### Exercise details
Pull out every line in the data that has the string "tables" in it.

### Supplied entries
<<<<

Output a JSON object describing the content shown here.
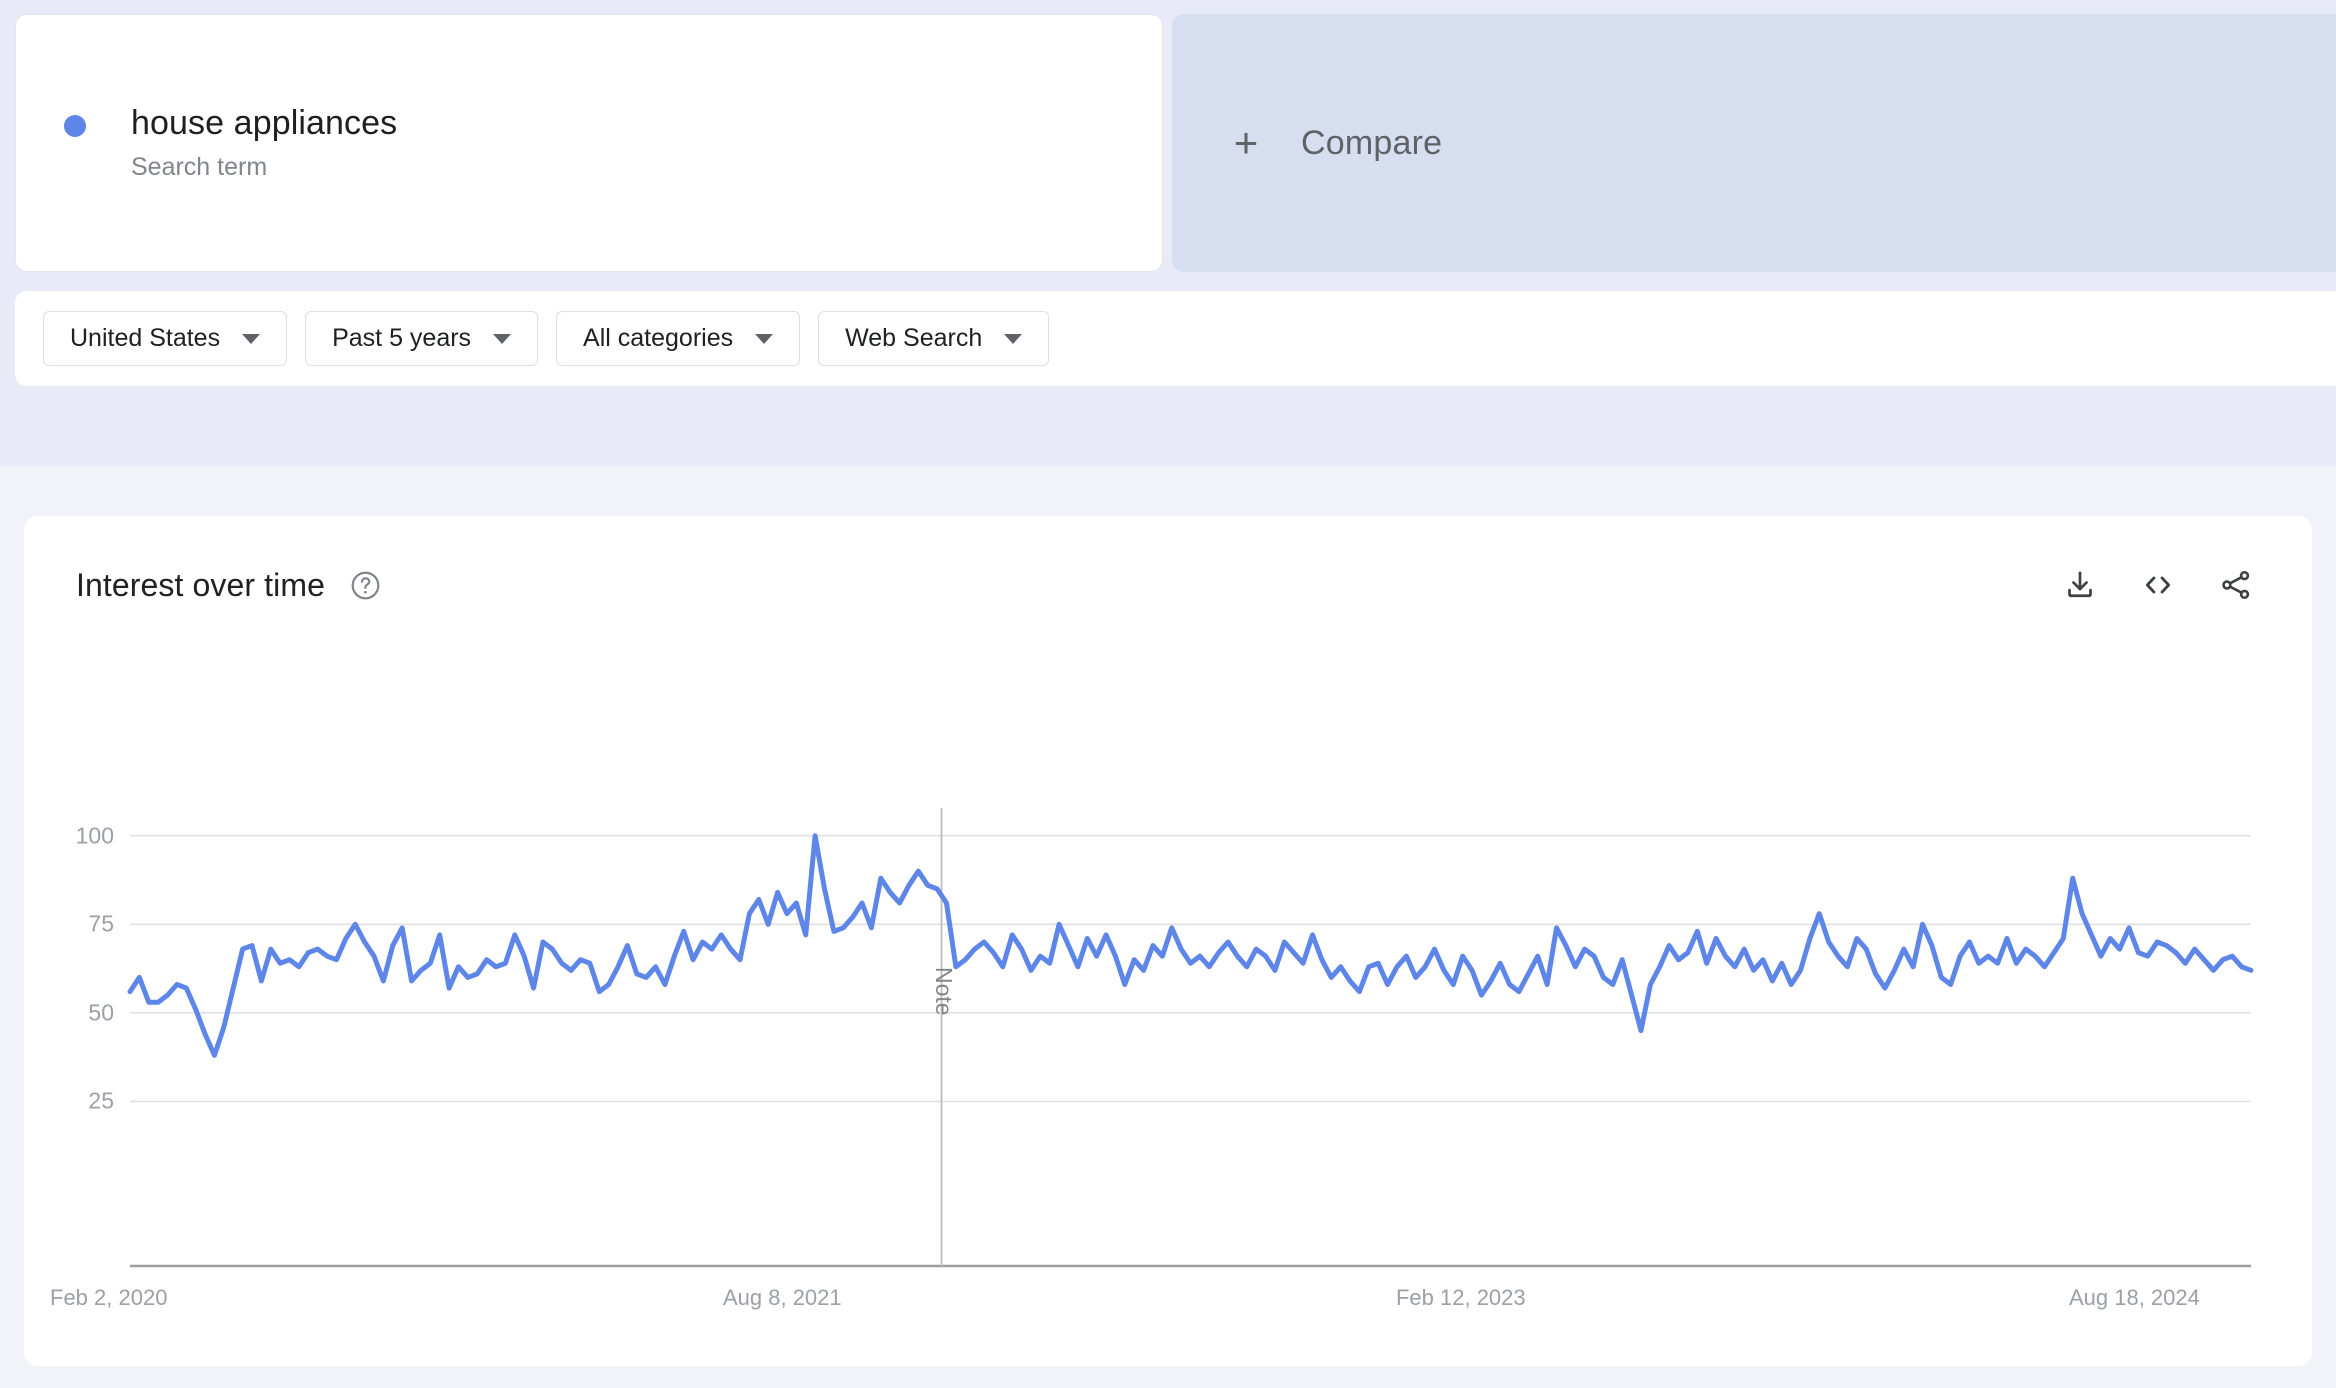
{
  "search_term": {
    "name": "house appliances",
    "type_label": "Search term",
    "dot_color": "#5e86e8"
  },
  "compare": {
    "plus": "+",
    "label": "Compare"
  },
  "filters": [
    {
      "label": "United States",
      "name": "location-filter"
    },
    {
      "label": "Past 5 years",
      "name": "time-range-filter"
    },
    {
      "label": "All categories",
      "name": "category-filter"
    },
    {
      "label": "Web Search",
      "name": "search-type-filter"
    }
  ],
  "chart_card": {
    "title": "Interest over time",
    "help_icon": "help-circle-icon",
    "actions": [
      {
        "name": "download-icon",
        "title": "Download"
      },
      {
        "name": "embed-code-icon",
        "title": "Embed"
      },
      {
        "name": "share-icon",
        "title": "Share"
      }
    ]
  },
  "chart_data": {
    "type": "line",
    "title": "Interest over time",
    "xlabel": "",
    "ylabel": "",
    "ylim": [
      0,
      105
    ],
    "yticks": [
      25,
      50,
      75,
      100
    ],
    "ytick_labels": [
      "25",
      "50",
      "75",
      "100"
    ],
    "grid": true,
    "legend_position": "none",
    "line_color": "#5e86e8",
    "line_width": 5,
    "series_name": "house appliances",
    "xtick_labels": [
      "Feb 2, 2020",
      "Aug 8, 2021",
      "Feb 12, 2023",
      "Aug 18, 2024"
    ],
    "xtick_positions": [
      0,
      0.3173,
      0.6346,
      0.9519
    ],
    "annotations": [
      {
        "label": "Note",
        "x_fraction": 0.3826
      }
    ],
    "x_start": "Feb 2, 2020",
    "x_end": "Jan 26, 2025",
    "values": [
      56,
      60,
      53,
      53,
      55,
      58,
      57,
      51,
      44,
      38,
      46,
      57,
      68,
      69,
      59,
      68,
      64,
      65,
      63,
      67,
      68,
      66,
      65,
      71,
      75,
      70,
      66,
      59,
      69,
      74,
      59,
      62,
      64,
      72,
      57,
      63,
      60,
      61,
      65,
      63,
      64,
      72,
      66,
      57,
      70,
      68,
      64,
      62,
      65,
      64,
      56,
      58,
      63,
      69,
      61,
      60,
      63,
      58,
      66,
      73,
      65,
      70,
      68,
      72,
      68,
      65,
      78,
      82,
      75,
      84,
      78,
      81,
      72,
      100,
      85,
      73,
      74,
      77,
      81,
      74,
      88,
      84,
      81,
      86,
      90,
      86,
      85,
      81,
      63,
      65,
      68,
      70,
      67,
      63,
      72,
      68,
      62,
      66,
      64,
      75,
      69,
      63,
      71,
      66,
      72,
      66,
      58,
      65,
      62,
      69,
      66,
      74,
      68,
      64,
      66,
      63,
      67,
      70,
      66,
      63,
      68,
      66,
      62,
      70,
      67,
      64,
      72,
      65,
      60,
      63,
      59,
      56,
      63,
      64,
      58,
      63,
      66,
      60,
      63,
      68,
      62,
      58,
      66,
      62,
      55,
      59,
      64,
      58,
      56,
      61,
      66,
      58,
      74,
      69,
      63,
      68,
      66,
      60,
      58,
      65,
      55,
      45,
      58,
      63,
      69,
      65,
      67,
      73,
      64,
      71,
      66,
      63,
      68,
      62,
      65,
      59,
      64,
      58,
      62,
      71,
      78,
      70,
      66,
      63,
      71,
      68,
      61,
      57,
      62,
      68,
      63,
      75,
      69,
      60,
      58,
      66,
      70,
      64,
      66,
      64,
      71,
      64,
      68,
      66,
      63,
      67,
      71,
      88,
      78,
      72,
      66,
      71,
      68,
      74,
      67,
      66,
      70,
      69,
      67,
      64,
      68,
      65,
      62,
      65,
      66,
      63,
      62
    ]
  }
}
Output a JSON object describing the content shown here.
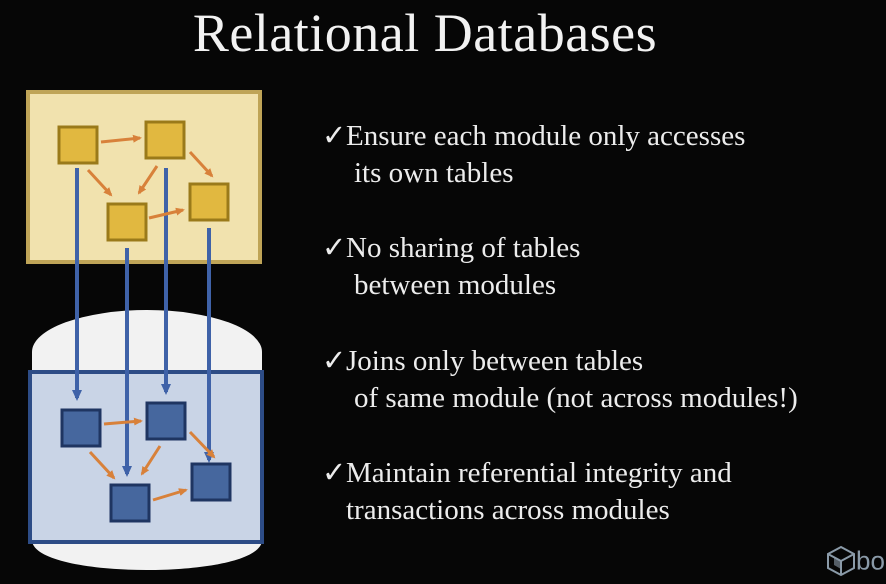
{
  "slide": {
    "title": "Relational Databases"
  },
  "bullets": [
    {
      "check": "✓",
      "line1": "Ensure each module only accesses",
      "line2": "its own tables"
    },
    {
      "check": "✓",
      "line1": "No sharing of tables",
      "line2": "between modules"
    },
    {
      "check": "✓",
      "line1": "Joins only between tables",
      "line2": "of same module (not across modules!)"
    },
    {
      "check": "✓",
      "line1": "Maintain referential integrity and",
      "line2": "transactions across modules"
    }
  ],
  "logo": {
    "text": "bo",
    "icon": "cube-icon"
  },
  "colors": {
    "background": "#060606",
    "module_fill": "#f1e2ae",
    "module_border": "#bfa457",
    "module_box": "#e1b840",
    "module_box_border": "#9a7a1a",
    "db_fill": "#c9d4e6",
    "db_border": "#2d4c86",
    "db_top": "#f2f2f2",
    "db_box": "#46679e",
    "db_box_border": "#1f3561",
    "arrow_orange": "#d8813a",
    "arrow_blue": "#3f62a8"
  }
}
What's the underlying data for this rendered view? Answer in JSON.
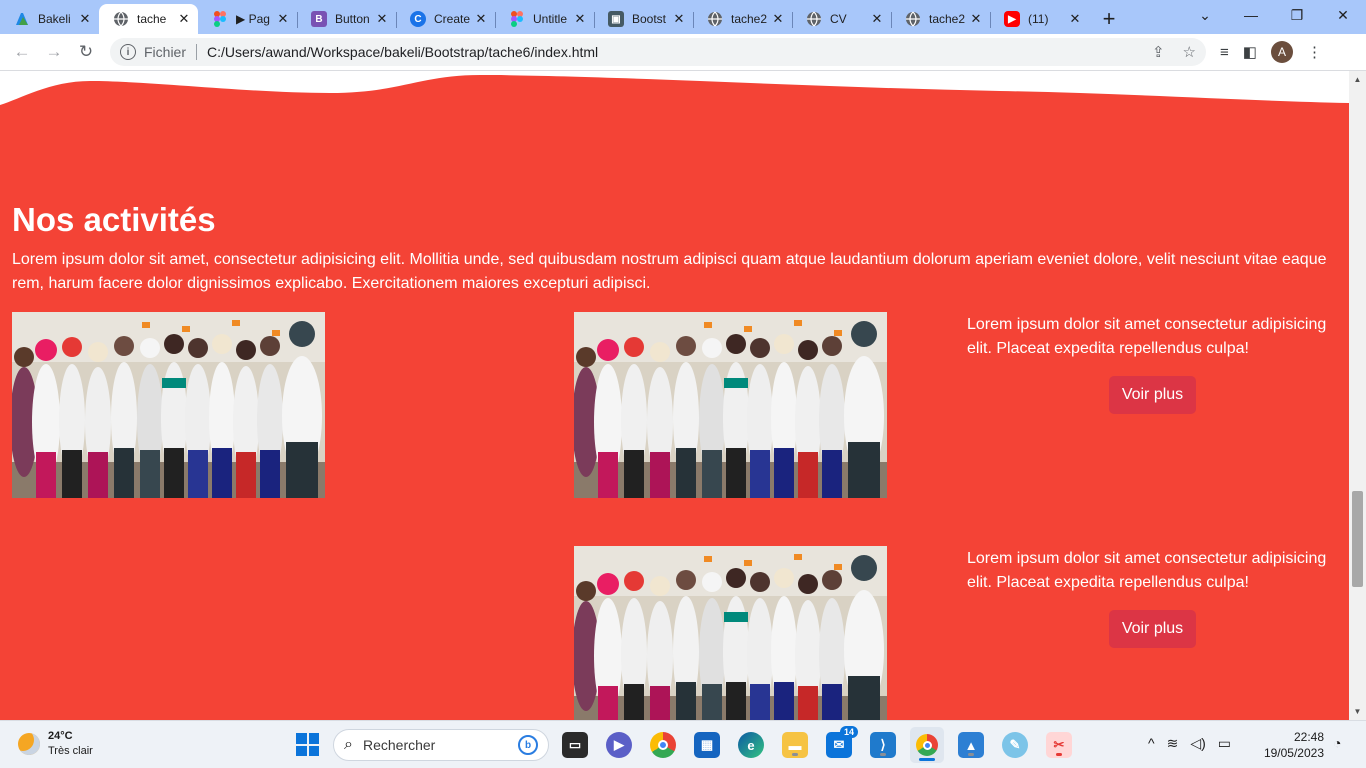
{
  "browser": {
    "tabs": [
      {
        "title": "Bakeli",
        "icon": "bakeli-icon",
        "color": "#4caf50",
        "active": false
      },
      {
        "title": "tache",
        "icon": "globe-icon",
        "color": "#5f6368",
        "active": true
      },
      {
        "title": "▶ Pag",
        "icon": "figma-icon",
        "color": "#f24e1e",
        "active": false
      },
      {
        "title": "Button",
        "icon": "bootstrap-icon",
        "color": "#7952b3",
        "active": false
      },
      {
        "title": "Create",
        "icon": "canva-icon",
        "color": "#1a73e8",
        "active": false
      },
      {
        "title": "Untitle",
        "icon": "figma-icon",
        "color": "#f24e1e",
        "active": false
      },
      {
        "title": "Bootst",
        "icon": "bootstrap-site-icon",
        "color": "#455a64",
        "active": false
      },
      {
        "title": "tache2",
        "icon": "globe-icon",
        "color": "#5f6368",
        "active": false
      },
      {
        "title": "CV",
        "icon": "globe-icon",
        "color": "#5f6368",
        "active": false
      },
      {
        "title": "tache2",
        "icon": "globe-icon",
        "color": "#5f6368",
        "active": false
      },
      {
        "title": "(11)",
        "icon": "youtube-icon",
        "color": "#ff0000",
        "active": false
      }
    ],
    "address": {
      "scheme_label": "Fichier",
      "url": "C:/Users/awand/Workspace/bakeli/Bootstrap/tache6/index.html"
    },
    "profile_initial": "A"
  },
  "page": {
    "section_title": "Nos activités",
    "intro": "Lorem ipsum dolor sit amet, consectetur adipisicing elit. Mollitia unde, sed quibusdam nostrum adipisci quam atque laudantium dolorum aperiam eveniet dolore, velit nesciunt vitae eaque rem, harum facere dolor dignissimos explicabo. Exercitationem maiores excepturi adipisci.",
    "cards": [
      {
        "text": "Lorem ipsum dolor sit amet consectetur adipisicing elit. Placeat expedita repellendus culpa!",
        "button": "Voir plus"
      },
      {
        "text": "Lorem ipsum dolor sit amet consectetur adipisicing elit. Placeat expedita repellendus culpa!",
        "button": "Voir plus"
      }
    ],
    "colors": {
      "background": "#f44336",
      "button": "#dc3545"
    }
  },
  "taskbar": {
    "weather": {
      "temp": "24°C",
      "condition": "Très clair"
    },
    "search_placeholder": "Rechercher",
    "mail_badge": "14",
    "time": "22:48",
    "date": "19/05/2023"
  }
}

>>>>

### Answer to this problem
      "line2": "its own tables"
      "line1": "No sharing of tables",
      "line1": "Joins only between tables",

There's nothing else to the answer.